* PROBLEM TO SOLVE: Among the entries below, find the lines with "Slot" and copy them.

-- Start DATA TO USE --

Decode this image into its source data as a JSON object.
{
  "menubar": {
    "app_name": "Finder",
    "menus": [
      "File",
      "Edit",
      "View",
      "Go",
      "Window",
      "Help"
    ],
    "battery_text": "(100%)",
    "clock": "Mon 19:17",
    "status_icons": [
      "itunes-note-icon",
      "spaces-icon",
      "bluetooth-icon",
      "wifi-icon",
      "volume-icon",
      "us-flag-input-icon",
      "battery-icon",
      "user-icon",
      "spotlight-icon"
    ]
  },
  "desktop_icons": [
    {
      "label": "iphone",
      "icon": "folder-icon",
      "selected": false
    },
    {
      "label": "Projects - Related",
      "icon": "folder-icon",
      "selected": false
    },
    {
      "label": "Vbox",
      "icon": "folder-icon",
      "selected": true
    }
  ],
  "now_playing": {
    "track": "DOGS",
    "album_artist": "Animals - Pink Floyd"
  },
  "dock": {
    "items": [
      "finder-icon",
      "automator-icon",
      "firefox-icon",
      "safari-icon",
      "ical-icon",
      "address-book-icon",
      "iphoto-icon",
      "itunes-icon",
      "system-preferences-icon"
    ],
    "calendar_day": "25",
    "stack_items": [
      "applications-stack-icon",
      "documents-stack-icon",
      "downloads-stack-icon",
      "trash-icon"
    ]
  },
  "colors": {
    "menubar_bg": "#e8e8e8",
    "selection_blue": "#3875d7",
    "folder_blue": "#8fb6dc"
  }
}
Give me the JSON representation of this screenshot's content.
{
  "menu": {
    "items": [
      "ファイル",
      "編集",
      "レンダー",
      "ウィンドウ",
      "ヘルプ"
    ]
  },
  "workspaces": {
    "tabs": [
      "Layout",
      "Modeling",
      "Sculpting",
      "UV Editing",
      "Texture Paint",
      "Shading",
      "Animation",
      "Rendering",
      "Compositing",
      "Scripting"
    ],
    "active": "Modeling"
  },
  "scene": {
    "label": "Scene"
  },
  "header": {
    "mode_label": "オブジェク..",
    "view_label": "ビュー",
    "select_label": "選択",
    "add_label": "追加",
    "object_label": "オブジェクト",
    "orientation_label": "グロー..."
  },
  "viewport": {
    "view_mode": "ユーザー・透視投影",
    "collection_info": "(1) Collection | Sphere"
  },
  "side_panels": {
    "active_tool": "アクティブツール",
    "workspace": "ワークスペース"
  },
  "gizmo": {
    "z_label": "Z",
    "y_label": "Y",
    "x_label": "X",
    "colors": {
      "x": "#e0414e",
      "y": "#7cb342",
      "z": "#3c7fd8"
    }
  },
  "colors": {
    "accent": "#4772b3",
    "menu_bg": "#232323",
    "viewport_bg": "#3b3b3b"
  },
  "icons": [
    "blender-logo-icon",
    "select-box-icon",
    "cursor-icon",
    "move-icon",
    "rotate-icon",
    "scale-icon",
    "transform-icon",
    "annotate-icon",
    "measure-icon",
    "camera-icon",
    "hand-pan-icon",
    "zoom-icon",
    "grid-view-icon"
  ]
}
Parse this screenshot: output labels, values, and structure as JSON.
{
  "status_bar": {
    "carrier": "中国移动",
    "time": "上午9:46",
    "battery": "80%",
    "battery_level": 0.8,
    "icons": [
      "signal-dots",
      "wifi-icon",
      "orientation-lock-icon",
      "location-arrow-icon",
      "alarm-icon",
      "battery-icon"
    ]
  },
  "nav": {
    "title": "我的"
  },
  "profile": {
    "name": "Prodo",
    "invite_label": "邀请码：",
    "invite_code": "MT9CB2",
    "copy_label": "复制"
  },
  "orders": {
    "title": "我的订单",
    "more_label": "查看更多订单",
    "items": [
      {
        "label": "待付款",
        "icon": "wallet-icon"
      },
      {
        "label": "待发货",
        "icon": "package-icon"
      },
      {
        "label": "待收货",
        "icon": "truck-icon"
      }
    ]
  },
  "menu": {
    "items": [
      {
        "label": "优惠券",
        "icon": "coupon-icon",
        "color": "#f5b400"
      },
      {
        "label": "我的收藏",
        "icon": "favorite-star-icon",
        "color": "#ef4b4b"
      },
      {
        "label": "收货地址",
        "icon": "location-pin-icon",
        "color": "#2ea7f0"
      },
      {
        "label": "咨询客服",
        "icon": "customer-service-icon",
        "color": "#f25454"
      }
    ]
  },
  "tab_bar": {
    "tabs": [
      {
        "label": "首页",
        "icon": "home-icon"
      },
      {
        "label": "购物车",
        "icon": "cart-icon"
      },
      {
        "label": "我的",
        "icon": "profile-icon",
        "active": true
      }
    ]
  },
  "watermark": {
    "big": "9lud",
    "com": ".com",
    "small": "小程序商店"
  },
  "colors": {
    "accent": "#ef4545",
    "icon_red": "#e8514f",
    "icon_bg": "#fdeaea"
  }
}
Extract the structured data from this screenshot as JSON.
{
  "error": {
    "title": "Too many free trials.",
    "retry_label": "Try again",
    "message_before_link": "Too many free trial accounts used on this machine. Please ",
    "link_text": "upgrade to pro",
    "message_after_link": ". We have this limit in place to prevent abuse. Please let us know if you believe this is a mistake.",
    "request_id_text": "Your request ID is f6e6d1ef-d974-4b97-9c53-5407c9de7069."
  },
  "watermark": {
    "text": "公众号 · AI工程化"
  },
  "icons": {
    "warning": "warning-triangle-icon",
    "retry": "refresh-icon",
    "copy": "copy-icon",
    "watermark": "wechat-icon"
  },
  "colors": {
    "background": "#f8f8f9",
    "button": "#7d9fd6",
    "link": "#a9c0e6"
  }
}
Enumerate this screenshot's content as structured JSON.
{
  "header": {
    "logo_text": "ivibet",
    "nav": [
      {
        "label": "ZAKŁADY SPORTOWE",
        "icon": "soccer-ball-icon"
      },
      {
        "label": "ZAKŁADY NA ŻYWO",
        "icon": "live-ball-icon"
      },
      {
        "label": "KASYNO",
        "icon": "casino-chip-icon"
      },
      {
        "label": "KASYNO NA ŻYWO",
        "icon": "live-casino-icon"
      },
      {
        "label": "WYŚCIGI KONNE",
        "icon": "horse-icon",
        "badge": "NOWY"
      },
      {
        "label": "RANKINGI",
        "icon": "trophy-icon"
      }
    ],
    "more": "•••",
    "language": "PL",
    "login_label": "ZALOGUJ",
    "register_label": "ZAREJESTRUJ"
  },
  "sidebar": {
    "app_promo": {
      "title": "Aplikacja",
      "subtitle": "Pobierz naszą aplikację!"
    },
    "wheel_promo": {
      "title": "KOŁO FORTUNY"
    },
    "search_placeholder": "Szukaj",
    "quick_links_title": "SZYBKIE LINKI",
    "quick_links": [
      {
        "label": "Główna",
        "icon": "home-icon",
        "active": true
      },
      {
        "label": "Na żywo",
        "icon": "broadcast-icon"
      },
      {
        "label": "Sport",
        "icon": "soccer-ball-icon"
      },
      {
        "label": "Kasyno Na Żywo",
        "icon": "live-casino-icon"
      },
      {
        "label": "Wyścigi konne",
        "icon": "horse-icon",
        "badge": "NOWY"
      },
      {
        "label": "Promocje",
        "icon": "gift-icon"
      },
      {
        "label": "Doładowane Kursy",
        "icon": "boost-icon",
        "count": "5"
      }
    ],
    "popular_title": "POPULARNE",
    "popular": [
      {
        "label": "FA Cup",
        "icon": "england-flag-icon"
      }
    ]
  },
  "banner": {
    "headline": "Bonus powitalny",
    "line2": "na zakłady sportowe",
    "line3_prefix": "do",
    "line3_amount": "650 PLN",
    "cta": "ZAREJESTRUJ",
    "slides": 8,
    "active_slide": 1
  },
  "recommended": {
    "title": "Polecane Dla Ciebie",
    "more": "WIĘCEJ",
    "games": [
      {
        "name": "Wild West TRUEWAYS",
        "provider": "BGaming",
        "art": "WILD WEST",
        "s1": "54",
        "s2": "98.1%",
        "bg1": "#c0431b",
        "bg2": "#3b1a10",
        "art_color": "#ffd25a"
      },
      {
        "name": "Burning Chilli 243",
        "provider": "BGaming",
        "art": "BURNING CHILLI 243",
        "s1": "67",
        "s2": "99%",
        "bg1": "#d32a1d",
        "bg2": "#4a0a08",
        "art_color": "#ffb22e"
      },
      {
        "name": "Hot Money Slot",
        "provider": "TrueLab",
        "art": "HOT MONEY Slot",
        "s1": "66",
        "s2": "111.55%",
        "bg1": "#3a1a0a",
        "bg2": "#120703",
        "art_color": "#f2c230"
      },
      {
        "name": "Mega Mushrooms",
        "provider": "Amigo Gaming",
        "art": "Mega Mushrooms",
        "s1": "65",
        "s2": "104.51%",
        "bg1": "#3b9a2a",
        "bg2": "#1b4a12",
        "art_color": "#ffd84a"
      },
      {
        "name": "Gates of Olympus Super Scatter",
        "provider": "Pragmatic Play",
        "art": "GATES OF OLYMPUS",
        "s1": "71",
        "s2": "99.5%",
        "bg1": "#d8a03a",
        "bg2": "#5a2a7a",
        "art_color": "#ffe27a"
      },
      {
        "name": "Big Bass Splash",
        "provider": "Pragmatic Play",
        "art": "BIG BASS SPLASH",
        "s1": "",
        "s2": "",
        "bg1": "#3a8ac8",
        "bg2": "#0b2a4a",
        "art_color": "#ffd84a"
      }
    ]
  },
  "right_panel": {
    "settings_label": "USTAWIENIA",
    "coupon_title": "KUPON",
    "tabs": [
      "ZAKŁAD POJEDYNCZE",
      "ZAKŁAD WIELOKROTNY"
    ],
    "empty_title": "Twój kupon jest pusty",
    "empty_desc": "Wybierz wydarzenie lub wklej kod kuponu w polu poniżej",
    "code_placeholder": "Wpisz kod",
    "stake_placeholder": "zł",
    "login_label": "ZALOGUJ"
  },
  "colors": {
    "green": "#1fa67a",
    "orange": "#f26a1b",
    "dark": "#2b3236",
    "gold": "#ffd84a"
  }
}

-- End DATA TO USE --

* REPLY TO THE EXERCISE:
        "name": "Hot Money Slot",
        "art": "HOT MONEY Slot",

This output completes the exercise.